→ What this task involves
Quote only the lines that start at the line with "Convert this screenshot" and run to the end of the entries; omit the pictures.

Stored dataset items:
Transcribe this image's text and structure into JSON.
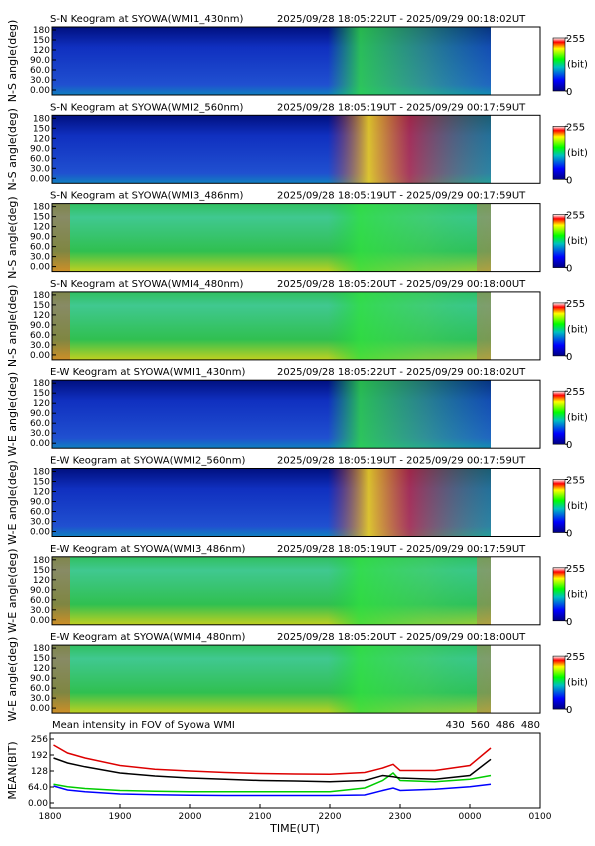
{
  "chart_data": [
    {
      "type": "heatmap",
      "title": "S-N Keogram at SYOWA(WMI1_430nm)",
      "time_range": "2025/09/28 18:05:22UT - 2025/09/29 00:18:02UT",
      "y_label": "N-S angle(deg)",
      "ylim": [
        -15,
        189
      ],
      "yticks": [
        {
          "value": 0,
          "label": "0.00"
        },
        {
          "value": 30,
          "label": "30.0"
        },
        {
          "value": 60,
          "label": "60.0"
        },
        {
          "value": 90,
          "label": "90.0"
        },
        120,
        150,
        180
      ],
      "colorbar_ticks": [
        0,
        255
      ],
      "colorbar_label": "(bit)"
    },
    {
      "type": "heatmap",
      "title": "S-N Keogram at SYOWA(WMI2_560nm)",
      "time_range": "2025/09/28 18:05:19UT - 2025/09/29 00:17:59UT",
      "y_label": "N-S angle(deg)",
      "ylim": [
        -15,
        189
      ],
      "yticks": [
        {
          "value": 0,
          "label": "0.00"
        },
        {
          "value": 30,
          "label": "30.0"
        },
        {
          "value": 60,
          "label": "60.0"
        },
        {
          "value": 90,
          "label": "90.0"
        },
        120,
        150,
        180
      ],
      "colorbar_ticks": [
        0,
        255
      ],
      "colorbar_label": "(bit)"
    },
    {
      "type": "heatmap",
      "title": "S-N Keogram at SYOWA(WMI3_486nm)",
      "time_range": "2025/09/28 18:05:19UT - 2025/09/29 00:17:59UT",
      "y_label": "N-S angle(deg)",
      "ylim": [
        -15,
        189
      ],
      "yticks": [
        {
          "value": 0,
          "label": "0.00"
        },
        {
          "value": 30,
          "label": "30.0"
        },
        {
          "value": 60,
          "label": "60.0"
        },
        {
          "value": 90,
          "label": "90.0"
        },
        120,
        150,
        180
      ],
      "colorbar_ticks": [
        0,
        255
      ],
      "colorbar_label": "(bit)"
    },
    {
      "type": "heatmap",
      "title": "S-N Keogram at SYOWA(WMI4_480nm)",
      "time_range": "2025/09/28 18:05:20UT - 2025/09/29 00:18:00UT",
      "y_label": "N-S angle(deg)",
      "ylim": [
        -15,
        189
      ],
      "yticks": [
        {
          "value": 0,
          "label": "0.00"
        },
        {
          "value": 30,
          "label": "30.0"
        },
        {
          "value": 60,
          "label": "60.0"
        },
        {
          "value": 90,
          "label": "90.0"
        },
        120,
        150,
        180
      ],
      "colorbar_ticks": [
        0,
        255
      ],
      "colorbar_label": "(bit)"
    },
    {
      "type": "heatmap",
      "title": "E-W Keogram at SYOWA(WMI1_430nm)",
      "time_range": "2025/09/28 18:05:22UT - 2025/09/29 00:18:02UT",
      "y_label": "W-E angle(deg)",
      "ylim": [
        -15,
        189
      ],
      "yticks": [
        {
          "value": 0,
          "label": "0.00"
        },
        {
          "value": 30,
          "label": "30.0"
        },
        {
          "value": 60,
          "label": "60.0"
        },
        {
          "value": 90,
          "label": "90.0"
        },
        120,
        150,
        180
      ],
      "colorbar_ticks": [
        0,
        255
      ],
      "colorbar_label": "(bit)"
    },
    {
      "type": "heatmap",
      "title": "E-W Keogram at SYOWA(WMI2_560nm)",
      "time_range": "2025/09/28 18:05:19UT - 2025/09/29 00:17:59UT",
      "y_label": "W-E angle(deg)",
      "ylim": [
        -15,
        189
      ],
      "yticks": [
        {
          "value": 0,
          "label": "0.00"
        },
        {
          "value": 30,
          "label": "30.0"
        },
        {
          "value": 60,
          "label": "60.0"
        },
        {
          "value": 90,
          "label": "90.0"
        },
        120,
        150,
        180
      ],
      "colorbar_ticks": [
        0,
        255
      ],
      "colorbar_label": "(bit)"
    },
    {
      "type": "heatmap",
      "title": "E-W Keogram at SYOWA(WMI3_486nm)",
      "time_range": "2025/09/28 18:05:19UT - 2025/09/29 00:17:59UT",
      "y_label": "W-E angle(deg)",
      "ylim": [
        -15,
        189
      ],
      "yticks": [
        {
          "value": 0,
          "label": "0.00"
        },
        {
          "value": 30,
          "label": "30.0"
        },
        {
          "value": 60,
          "label": "60.0"
        },
        {
          "value": 90,
          "label": "90.0"
        },
        120,
        150,
        180
      ],
      "colorbar_ticks": [
        0,
        255
      ],
      "colorbar_label": "(bit)"
    },
    {
      "type": "heatmap",
      "title": "E-W Keogram at SYOWA(WMI4_480nm)",
      "time_range": "2025/09/28 18:05:20UT - 2025/09/29 00:18:00UT",
      "y_label": "W-E angle(deg)",
      "ylim": [
        -15,
        189
      ],
      "yticks": [
        {
          "value": 0,
          "label": "0.00"
        },
        {
          "value": 30,
          "label": "30.0"
        },
        {
          "value": 60,
          "label": "60.0"
        },
        {
          "value": 90,
          "label": "90.0"
        },
        120,
        150,
        180
      ],
      "colorbar_ticks": [
        0,
        255
      ],
      "colorbar_label": "(bit)"
    },
    {
      "type": "line",
      "title": "Mean intensity in FOV of Syowa WMI",
      "y_label": "MEAN(BIT)",
      "x_label": "TIME(UT)",
      "legend": "upper right",
      "x": [
        18.05,
        18.25,
        18.5,
        19,
        19.5,
        20,
        20.5,
        21,
        21.5,
        22,
        22.5,
        22.75,
        22.9,
        23,
        23.5,
        24,
        24.3
      ],
      "xlim": [
        18,
        25
      ],
      "xticks": [
        {
          "value": 18,
          "label": "1800"
        },
        {
          "value": 19,
          "label": "1900"
        },
        {
          "value": 20,
          "label": "2000"
        },
        {
          "value": 21,
          "label": "2100"
        },
        {
          "value": 22,
          "label": "2200"
        },
        {
          "value": 23,
          "label": "2300"
        },
        {
          "value": 24,
          "label": "0000"
        },
        {
          "value": 25,
          "label": "0100"
        }
      ],
      "ylim": [
        -20,
        280
      ],
      "yticks": [
        {
          "value": 0,
          "label": "0.00"
        },
        {
          "value": 64,
          "label": "64.0"
        },
        128,
        192,
        256
      ],
      "series": [
        {
          "name": "430",
          "color": "#0000ff",
          "values": [
            68,
            52,
            45,
            36,
            33,
            31,
            30,
            30,
            30,
            30,
            32,
            50,
            60,
            50,
            55,
            65,
            75
          ]
        },
        {
          "name": "560",
          "color": "#00cc00",
          "values": [
            75,
            65,
            58,
            50,
            47,
            45,
            45,
            45,
            45,
            45,
            60,
            90,
            120,
            90,
            85,
            95,
            110
          ]
        },
        {
          "name": "486",
          "color": "#dd0000",
          "values": [
            232,
            200,
            180,
            150,
            135,
            128,
            122,
            118,
            116,
            115,
            122,
            140,
            155,
            130,
            130,
            150,
            220
          ]
        },
        {
          "name": "480",
          "color": "#000000",
          "values": [
            180,
            160,
            145,
            120,
            108,
            100,
            95,
            90,
            88,
            85,
            90,
            110,
            105,
            100,
            95,
            110,
            175
          ]
        }
      ]
    }
  ]
}
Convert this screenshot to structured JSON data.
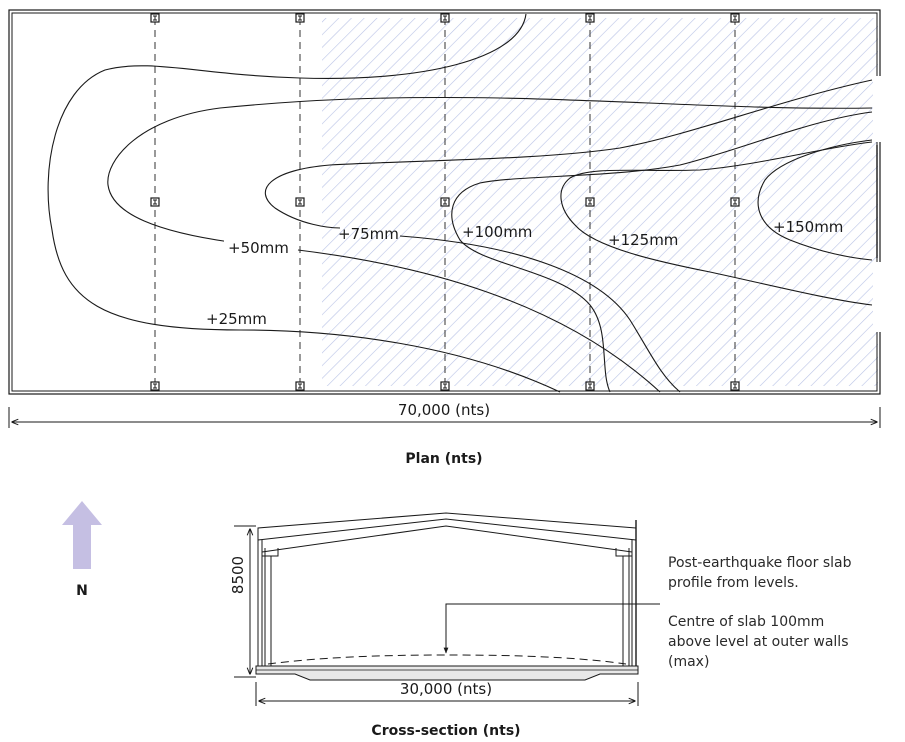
{
  "plan": {
    "contour_labels": {
      "c25": "+25mm",
      "c50": "+50mm",
      "c75": "+75mm",
      "c100": "+100mm",
      "c125": "+125mm",
      "c150": "+150mm"
    },
    "length_dimension": "70,000 (nts)",
    "caption": "Plan (nts)"
  },
  "north_arrow": {
    "label": "N",
    "color": "#c5bfe3"
  },
  "section": {
    "height_dimension": "8500",
    "width_dimension": "30,000 (nts)",
    "caption": "Cross-section (nts)",
    "notes": [
      "Post-earthquake floor slab",
      "profile from levels.",
      "Centre of slab 100mm",
      "above level at outer walls",
      "(max)"
    ]
  },
  "colors": {
    "hatch": "#b9c3e6",
    "line": "#1a1a1a"
  }
}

→ Reply to the task
Convert this screenshot to structured JSON data.
{
  "plan": {
    "contour_labels": {
      "c25": "+25mm",
      "c50": "+50mm",
      "c75": "+75mm",
      "c100": "+100mm",
      "c125": "+125mm",
      "c150": "+150mm"
    },
    "length_dimension": "70,000 (nts)",
    "caption": "Plan (nts)"
  },
  "north_arrow": {
    "label": "N",
    "color": "#c5bfe3"
  },
  "section": {
    "height_dimension": "8500",
    "width_dimension": "30,000 (nts)",
    "caption": "Cross-section (nts)",
    "notes": [
      "Post-earthquake floor slab",
      "profile from levels.",
      "Centre of slab 100mm",
      "above level at outer walls",
      "(max)"
    ]
  },
  "colors": {
    "hatch": "#b9c3e6",
    "line": "#1a1a1a"
  }
}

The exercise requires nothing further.